**THE REQUEST**
For the material that follows, list every line containing the word "tasks".

**DATA FOR THE TASK**

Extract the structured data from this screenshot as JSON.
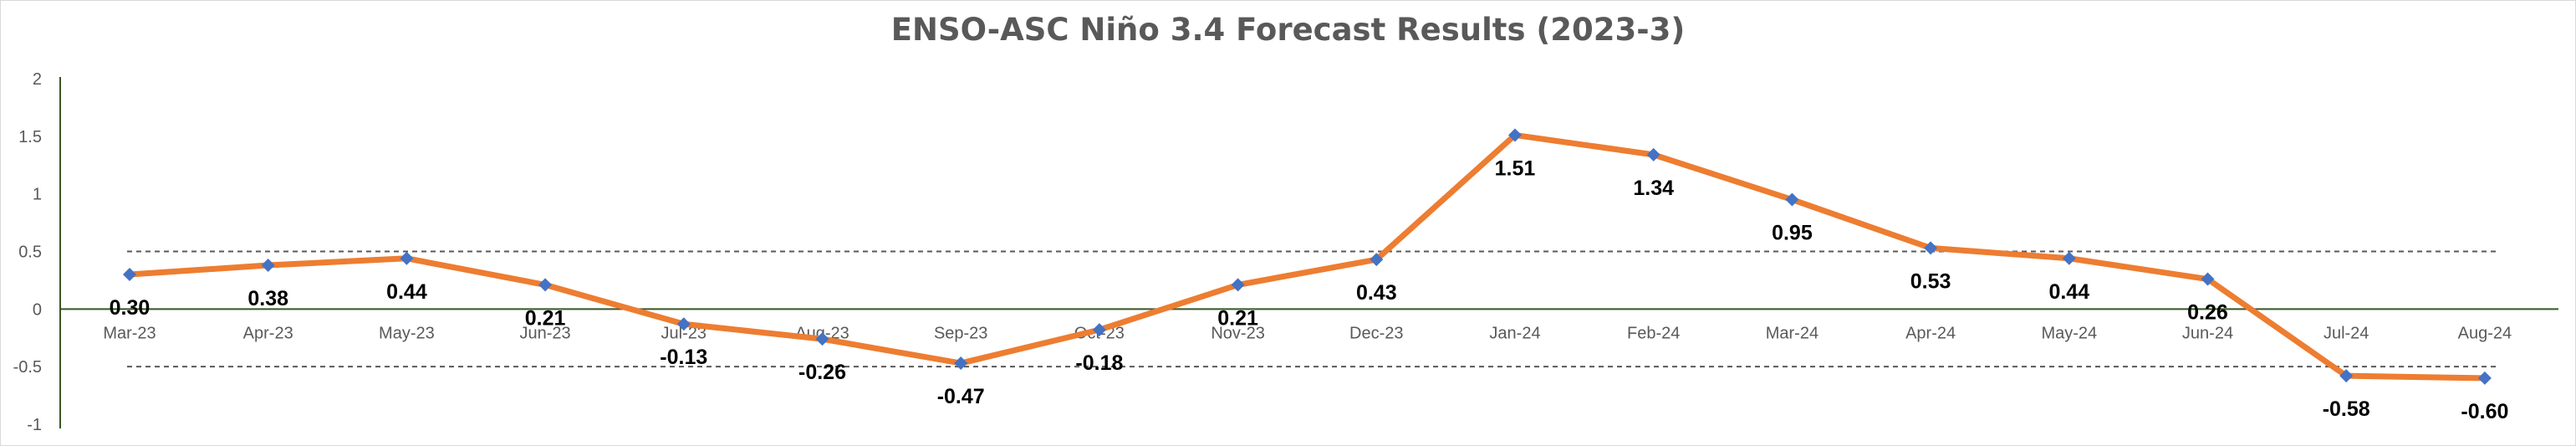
{
  "chart_data": {
    "type": "line",
    "title": "ENSO-ASC Niño 3.4 Forecast Results (2023-3)",
    "xlabel": "",
    "ylabel": "",
    "categories": [
      "Mar-23",
      "Apr-23",
      "May-23",
      "Jun-23",
      "Jul-23",
      "Aug-23",
      "Sep-23",
      "Oct-23",
      "Nov-23",
      "Dec-23",
      "Jan-24",
      "Feb-24",
      "Mar-24",
      "Apr-24",
      "May-24",
      "Jun-24",
      "Jul-24",
      "Aug-24"
    ],
    "series": [
      {
        "values": [
          0.3,
          0.38,
          0.44,
          0.21,
          -0.13,
          -0.26,
          -0.47,
          -0.18,
          0.21,
          0.43,
          1.51,
          1.34,
          0.95,
          0.53,
          0.44,
          0.26,
          -0.58,
          -0.6
        ],
        "labels": [
          "0.30",
          "0.38",
          "0.44",
          "0.21",
          "-0.13",
          "-0.26",
          "-0.47",
          "-0.18",
          "0.21",
          "0.43",
          "1.51",
          "1.34",
          "0.95",
          "0.53",
          "0.44",
          "0.26",
          "-0.58",
          "-0.60"
        ],
        "line_color": "#ED7D31",
        "marker_color": "#4472C4",
        "marker": "diamond"
      }
    ],
    "yticks": [
      "2",
      "1.5",
      "1",
      "0.5",
      "0",
      "-0.5",
      "-1"
    ],
    "ylim": [
      -1,
      2
    ],
    "threshold_lines": [
      0.5,
      -0.5
    ],
    "grid": false,
    "legend": "none",
    "axis_color": "#375623"
  }
}
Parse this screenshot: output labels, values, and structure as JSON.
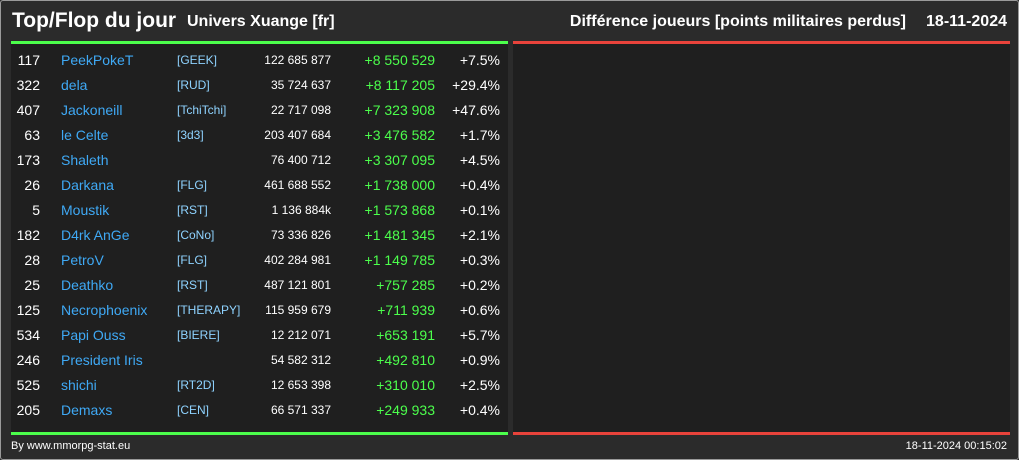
{
  "header": {
    "title": "Top/Flop du jour",
    "universe": "Univers Xuange [fr]",
    "metric": "Différence joueurs [points militaires perdus]",
    "date": "18-11-2024"
  },
  "colors": {
    "top_bar": "#4cff4c",
    "flop_bar": "#e8433b",
    "name": "#3fa9f5",
    "alliance": "#8fd3ff",
    "positive_diff": "#4cff4c"
  },
  "top": [
    {
      "rank": "117",
      "name": "PeekPokeT",
      "alliance": "[GEEK]",
      "points": "122 685 877",
      "diff": "+8 550 529",
      "pct": "+7.5%"
    },
    {
      "rank": "322",
      "name": "dela",
      "alliance": "[RUD]",
      "points": "35 724 637",
      "diff": "+8 117 205",
      "pct": "+29.4%"
    },
    {
      "rank": "407",
      "name": "Jackoneill",
      "alliance": "[TchiTchi]",
      "points": "22 717 098",
      "diff": "+7 323 908",
      "pct": "+47.6%"
    },
    {
      "rank": "63",
      "name": "le Celte",
      "alliance": "[3d3]",
      "points": "203 407 684",
      "diff": "+3 476 582",
      "pct": "+1.7%"
    },
    {
      "rank": "173",
      "name": "Shaleth",
      "alliance": "",
      "points": "76 400 712",
      "diff": "+3 307 095",
      "pct": "+4.5%"
    },
    {
      "rank": "26",
      "name": "Darkana",
      "alliance": "[FLG]",
      "points": "461 688 552",
      "diff": "+1 738 000",
      "pct": "+0.4%"
    },
    {
      "rank": "5",
      "name": "Moustik",
      "alliance": "[RST]",
      "points": "1 136 884k",
      "diff": "+1 573 868",
      "pct": "+0.1%"
    },
    {
      "rank": "182",
      "name": "D4rk AnGe",
      "alliance": "[CoNo]",
      "points": "73 336 826",
      "diff": "+1 481 345",
      "pct": "+2.1%"
    },
    {
      "rank": "28",
      "name": "PetroV",
      "alliance": "[FLG]",
      "points": "402 284 981",
      "diff": "+1 149 785",
      "pct": "+0.3%"
    },
    {
      "rank": "25",
      "name": "Deathko",
      "alliance": "[RST]",
      "points": "487 121 801",
      "diff": "+757 285",
      "pct": "+0.2%"
    },
    {
      "rank": "125",
      "name": "Necrophoenix",
      "alliance": "[THERAPY]",
      "points": "115 959 679",
      "diff": "+711 939",
      "pct": "+0.6%"
    },
    {
      "rank": "534",
      "name": "Papi Ouss",
      "alliance": "[BIERE]",
      "points": "12 212 071",
      "diff": "+653 191",
      "pct": "+5.7%"
    },
    {
      "rank": "246",
      "name": "President Iris",
      "alliance": "",
      "points": "54 582 312",
      "diff": "+492 810",
      "pct": "+0.9%"
    },
    {
      "rank": "525",
      "name": "shichi",
      "alliance": "[RT2D]",
      "points": "12 653 398",
      "diff": "+310 010",
      "pct": "+2.5%"
    },
    {
      "rank": "205",
      "name": "Demaxs",
      "alliance": "[CEN]",
      "points": "66 571 337",
      "diff": "+249 933",
      "pct": "+0.4%"
    }
  ],
  "flop": [],
  "footer": {
    "source": "By www.mmorpg-stat.eu",
    "generated": "18-11-2024 00:15:02"
  }
}
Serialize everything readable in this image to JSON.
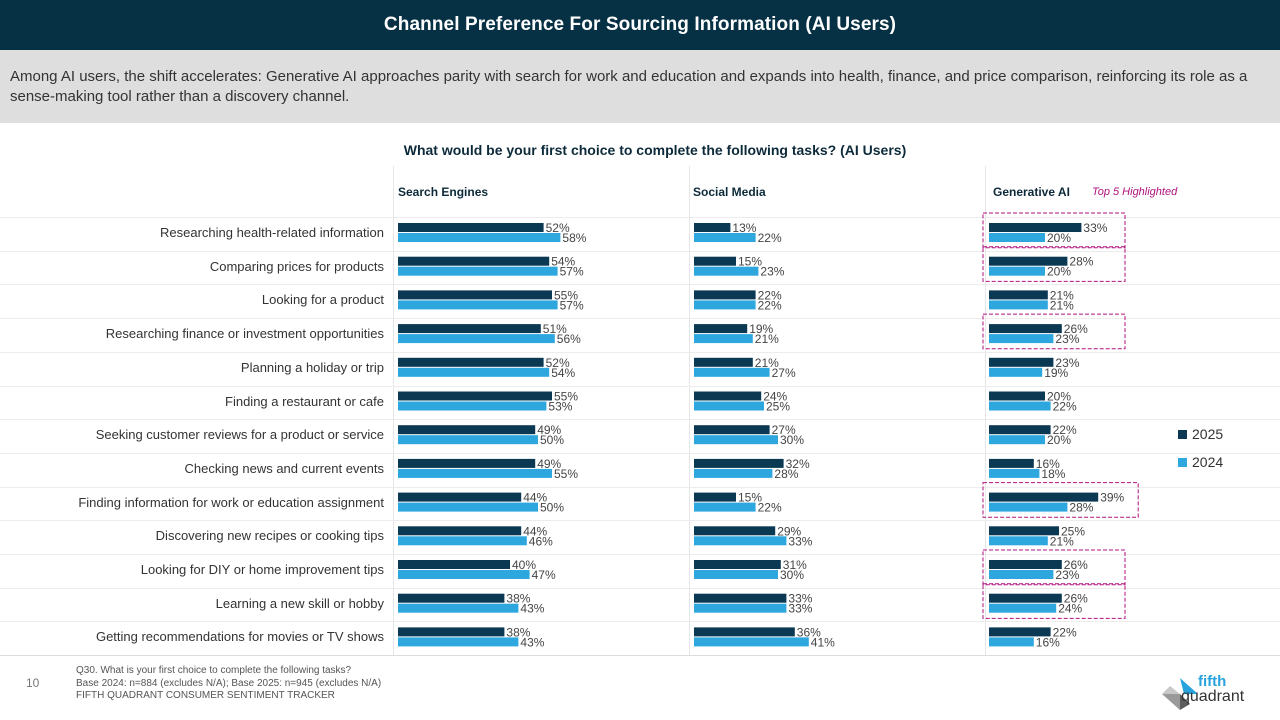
{
  "header": {
    "title": "Channel Preference For Sourcing Information (AI Users)",
    "subtitle": "Among AI users, the shift accelerates: Generative AI approaches parity with search for work and education and expands into health, finance, and price comparison, reinforcing its role as a sense-making tool rather than a discovery channel."
  },
  "footer": {
    "page_number": "10",
    "notes": [
      "Q30. What is your first choice to complete the following tasks?",
      "Base 2024: n=884 (excludes N/A); Base 2025: n=945 (excludes N/A)",
      "FIFTH QUADRANT CONSUMER SENTIMENT TRACKER"
    ],
    "logo": {
      "line1": "fifth",
      "line2": "quadrant",
      "icon": "fifth-quadrant-logo-icon"
    }
  },
  "colors": {
    "series_2025": "#0b3954",
    "series_2024": "#2ea7df",
    "highlight": "#b0127f"
  },
  "chart_data": {
    "type": "bar",
    "orientation": "horizontal",
    "title": "What would be your first choice to complete the following tasks? (AI Users)",
    "unit": "%",
    "highlight_note": "Top 5 Highlighted",
    "legend": {
      "placement": "right",
      "entries": [
        "2025",
        "2024"
      ]
    },
    "categories": [
      "Researching health-related information",
      "Comparing prices for products",
      "Looking for a product",
      "Researching finance or investment opportunities",
      "Planning a holiday or trip",
      "Finding a restaurant or cafe",
      "Seeking customer reviews for a product or service",
      "Checking news and current events",
      "Finding information for work or education assignment",
      "Discovering new recipes or cooking tips",
      "Looking for DIY or home improvement tips",
      "Learning a new skill or hobby",
      "Getting recommendations for movies or TV shows"
    ],
    "panels": [
      {
        "name": "Search Engines",
        "series": [
          {
            "name": "2025",
            "values": [
              52,
              54,
              55,
              51,
              52,
              55,
              49,
              49,
              44,
              44,
              40,
              38,
              38
            ]
          },
          {
            "name": "2024",
            "values": [
              58,
              57,
              57,
              56,
              54,
              53,
              50,
              55,
              50,
              46,
              47,
              43,
              43
            ]
          }
        ],
        "highlighted_rows": []
      },
      {
        "name": "Social Media",
        "series": [
          {
            "name": "2025",
            "values": [
              13,
              15,
              22,
              19,
              21,
              24,
              27,
              32,
              15,
              29,
              31,
              33,
              36
            ]
          },
          {
            "name": "2024",
            "values": [
              22,
              23,
              22,
              21,
              27,
              25,
              30,
              28,
              22,
              33,
              30,
              33,
              41
            ]
          }
        ],
        "highlighted_rows": []
      },
      {
        "name": "Generative AI",
        "series": [
          {
            "name": "2025",
            "values": [
              33,
              28,
              21,
              26,
              23,
              20,
              22,
              16,
              39,
              25,
              26,
              26,
              22
            ]
          },
          {
            "name": "2024",
            "values": [
              20,
              20,
              21,
              23,
              19,
              22,
              20,
              18,
              28,
              21,
              23,
              24,
              16
            ]
          }
        ],
        "highlighted_rows": [
          0,
          1,
          3,
          8,
          10,
          11
        ]
      }
    ]
  }
}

**RESULT FOR THIS EXERCISE**
      "Q30. What is your first choice to complete the following tasks?",
    "title": "What would be your first choice to complete the following tasks? (AI Users)",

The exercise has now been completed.